* [Prompt]: Find the lines holding the string "рисунке" in the data, then copy all of them.

[Dataset items]
-----

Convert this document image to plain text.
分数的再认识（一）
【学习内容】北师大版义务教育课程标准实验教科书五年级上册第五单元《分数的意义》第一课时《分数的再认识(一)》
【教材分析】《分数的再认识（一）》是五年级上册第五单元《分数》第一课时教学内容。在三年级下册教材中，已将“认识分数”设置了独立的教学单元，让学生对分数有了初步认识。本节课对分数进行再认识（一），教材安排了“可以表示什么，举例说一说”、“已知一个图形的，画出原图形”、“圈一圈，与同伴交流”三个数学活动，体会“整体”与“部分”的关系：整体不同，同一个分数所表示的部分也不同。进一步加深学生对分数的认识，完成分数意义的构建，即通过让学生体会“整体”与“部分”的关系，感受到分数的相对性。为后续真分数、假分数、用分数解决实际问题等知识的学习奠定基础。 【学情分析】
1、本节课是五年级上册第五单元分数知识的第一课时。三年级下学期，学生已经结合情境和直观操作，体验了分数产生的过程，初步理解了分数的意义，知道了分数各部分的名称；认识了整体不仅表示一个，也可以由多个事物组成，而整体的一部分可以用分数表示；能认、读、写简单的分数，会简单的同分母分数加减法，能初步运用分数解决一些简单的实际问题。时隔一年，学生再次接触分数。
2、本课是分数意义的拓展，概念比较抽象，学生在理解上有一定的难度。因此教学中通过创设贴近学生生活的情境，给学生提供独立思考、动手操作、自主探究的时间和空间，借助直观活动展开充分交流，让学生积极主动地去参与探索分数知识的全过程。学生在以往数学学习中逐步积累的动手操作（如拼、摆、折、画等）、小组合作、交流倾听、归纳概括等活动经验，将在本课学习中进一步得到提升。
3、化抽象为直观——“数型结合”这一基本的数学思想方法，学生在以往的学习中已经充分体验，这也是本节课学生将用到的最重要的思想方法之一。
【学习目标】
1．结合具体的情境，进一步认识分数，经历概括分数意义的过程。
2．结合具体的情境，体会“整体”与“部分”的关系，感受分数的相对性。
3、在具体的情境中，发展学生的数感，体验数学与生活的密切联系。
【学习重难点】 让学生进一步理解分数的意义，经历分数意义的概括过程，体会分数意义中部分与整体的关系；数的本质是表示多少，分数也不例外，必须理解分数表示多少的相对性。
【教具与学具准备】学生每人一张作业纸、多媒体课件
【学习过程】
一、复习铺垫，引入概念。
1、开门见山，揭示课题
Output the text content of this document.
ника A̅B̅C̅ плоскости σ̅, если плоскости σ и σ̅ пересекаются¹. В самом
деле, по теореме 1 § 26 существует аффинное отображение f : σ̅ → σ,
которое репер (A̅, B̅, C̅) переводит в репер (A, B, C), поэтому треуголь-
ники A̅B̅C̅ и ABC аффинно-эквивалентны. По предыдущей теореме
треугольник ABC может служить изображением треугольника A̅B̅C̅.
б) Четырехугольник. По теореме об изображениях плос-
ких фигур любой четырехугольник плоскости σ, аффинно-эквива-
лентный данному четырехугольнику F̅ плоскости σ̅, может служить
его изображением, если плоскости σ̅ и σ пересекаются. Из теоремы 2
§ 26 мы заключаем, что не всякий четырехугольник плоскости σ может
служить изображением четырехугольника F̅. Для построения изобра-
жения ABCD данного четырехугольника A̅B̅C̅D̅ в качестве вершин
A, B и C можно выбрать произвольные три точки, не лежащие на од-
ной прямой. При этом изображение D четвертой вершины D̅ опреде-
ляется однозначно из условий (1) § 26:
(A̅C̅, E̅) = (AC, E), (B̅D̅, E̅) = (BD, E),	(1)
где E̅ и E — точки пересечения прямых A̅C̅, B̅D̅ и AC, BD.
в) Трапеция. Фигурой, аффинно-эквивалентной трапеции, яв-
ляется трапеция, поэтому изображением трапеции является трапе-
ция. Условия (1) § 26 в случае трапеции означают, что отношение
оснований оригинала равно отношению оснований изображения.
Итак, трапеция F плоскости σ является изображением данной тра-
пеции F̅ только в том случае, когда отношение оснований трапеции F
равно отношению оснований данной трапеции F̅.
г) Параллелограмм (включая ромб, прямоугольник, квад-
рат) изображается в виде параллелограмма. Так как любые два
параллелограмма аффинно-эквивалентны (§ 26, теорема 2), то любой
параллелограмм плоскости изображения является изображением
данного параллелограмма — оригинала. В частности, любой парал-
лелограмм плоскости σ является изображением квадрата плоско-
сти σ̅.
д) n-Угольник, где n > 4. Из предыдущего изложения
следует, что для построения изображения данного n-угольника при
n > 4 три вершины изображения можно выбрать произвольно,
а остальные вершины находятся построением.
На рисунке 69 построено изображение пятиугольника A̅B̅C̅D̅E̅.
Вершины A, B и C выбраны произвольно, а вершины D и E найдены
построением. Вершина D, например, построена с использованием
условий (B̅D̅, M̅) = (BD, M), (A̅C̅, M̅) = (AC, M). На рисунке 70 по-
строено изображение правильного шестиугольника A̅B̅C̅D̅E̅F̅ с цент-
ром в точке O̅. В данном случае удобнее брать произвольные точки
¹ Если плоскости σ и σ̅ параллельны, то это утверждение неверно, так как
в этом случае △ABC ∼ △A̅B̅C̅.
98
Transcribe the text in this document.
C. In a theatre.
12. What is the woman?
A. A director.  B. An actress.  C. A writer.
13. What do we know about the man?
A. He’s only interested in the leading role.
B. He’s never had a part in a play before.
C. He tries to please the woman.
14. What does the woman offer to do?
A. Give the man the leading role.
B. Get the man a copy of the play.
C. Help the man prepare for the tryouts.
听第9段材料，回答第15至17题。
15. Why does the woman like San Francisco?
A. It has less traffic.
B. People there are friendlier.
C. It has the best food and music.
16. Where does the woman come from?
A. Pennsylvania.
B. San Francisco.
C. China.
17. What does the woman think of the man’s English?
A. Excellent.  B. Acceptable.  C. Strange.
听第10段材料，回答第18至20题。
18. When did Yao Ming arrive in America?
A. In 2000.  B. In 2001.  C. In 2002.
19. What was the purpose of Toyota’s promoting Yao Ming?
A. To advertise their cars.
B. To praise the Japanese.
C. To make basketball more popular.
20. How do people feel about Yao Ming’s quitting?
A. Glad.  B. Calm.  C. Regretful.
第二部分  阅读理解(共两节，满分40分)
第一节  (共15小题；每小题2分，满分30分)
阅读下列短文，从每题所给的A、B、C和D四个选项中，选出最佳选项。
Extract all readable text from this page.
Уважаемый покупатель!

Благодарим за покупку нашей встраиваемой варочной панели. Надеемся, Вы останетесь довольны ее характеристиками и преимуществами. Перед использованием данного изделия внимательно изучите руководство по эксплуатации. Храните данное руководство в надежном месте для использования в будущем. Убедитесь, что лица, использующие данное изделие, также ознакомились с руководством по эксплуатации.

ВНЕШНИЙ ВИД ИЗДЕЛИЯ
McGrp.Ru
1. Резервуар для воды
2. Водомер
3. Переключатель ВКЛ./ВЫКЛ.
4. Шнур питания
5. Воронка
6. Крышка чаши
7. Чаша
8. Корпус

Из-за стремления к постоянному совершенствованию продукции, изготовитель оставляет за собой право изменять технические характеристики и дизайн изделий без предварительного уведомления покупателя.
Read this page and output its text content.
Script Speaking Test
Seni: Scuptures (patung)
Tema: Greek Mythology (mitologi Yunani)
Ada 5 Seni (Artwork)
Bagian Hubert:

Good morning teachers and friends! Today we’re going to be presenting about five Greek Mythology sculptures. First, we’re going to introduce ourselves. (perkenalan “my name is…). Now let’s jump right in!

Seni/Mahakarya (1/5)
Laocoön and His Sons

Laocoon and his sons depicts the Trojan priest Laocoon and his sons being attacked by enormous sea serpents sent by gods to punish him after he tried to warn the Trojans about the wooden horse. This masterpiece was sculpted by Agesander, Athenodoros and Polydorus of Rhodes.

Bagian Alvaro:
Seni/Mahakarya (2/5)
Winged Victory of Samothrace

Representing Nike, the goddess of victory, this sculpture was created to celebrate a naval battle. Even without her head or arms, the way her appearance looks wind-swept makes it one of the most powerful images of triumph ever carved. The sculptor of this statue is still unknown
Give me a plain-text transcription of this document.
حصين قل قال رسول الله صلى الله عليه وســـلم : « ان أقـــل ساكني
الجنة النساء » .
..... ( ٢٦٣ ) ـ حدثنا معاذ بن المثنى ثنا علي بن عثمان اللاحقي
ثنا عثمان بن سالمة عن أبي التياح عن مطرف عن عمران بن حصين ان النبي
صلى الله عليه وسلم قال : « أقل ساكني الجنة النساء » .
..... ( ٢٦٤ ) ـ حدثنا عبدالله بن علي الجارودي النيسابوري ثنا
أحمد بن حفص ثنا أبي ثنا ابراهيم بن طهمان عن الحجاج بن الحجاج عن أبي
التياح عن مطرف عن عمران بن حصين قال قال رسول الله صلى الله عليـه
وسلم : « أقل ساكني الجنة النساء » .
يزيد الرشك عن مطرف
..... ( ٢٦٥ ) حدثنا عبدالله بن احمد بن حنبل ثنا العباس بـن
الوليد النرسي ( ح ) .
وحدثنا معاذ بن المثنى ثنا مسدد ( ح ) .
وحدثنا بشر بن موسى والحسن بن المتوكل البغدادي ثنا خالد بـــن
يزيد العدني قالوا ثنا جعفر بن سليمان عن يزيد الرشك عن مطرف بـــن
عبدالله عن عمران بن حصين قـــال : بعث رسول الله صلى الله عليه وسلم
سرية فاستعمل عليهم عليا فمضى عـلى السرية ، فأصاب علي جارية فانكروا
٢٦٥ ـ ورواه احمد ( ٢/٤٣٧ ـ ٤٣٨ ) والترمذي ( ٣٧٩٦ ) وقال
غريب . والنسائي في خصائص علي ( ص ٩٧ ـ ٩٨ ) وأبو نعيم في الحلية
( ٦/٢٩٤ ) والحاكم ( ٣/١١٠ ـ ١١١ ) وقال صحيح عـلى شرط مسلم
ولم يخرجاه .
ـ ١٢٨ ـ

-----

* [Output for this task]:
На рисунке 69 построено изображение пятиугольника A̅B̅C̅D̅E̅.
условий (B̅D̅, M̅) = (BD, M), (A̅C̅, M̅) = (AC, M). На рисунке 70 по-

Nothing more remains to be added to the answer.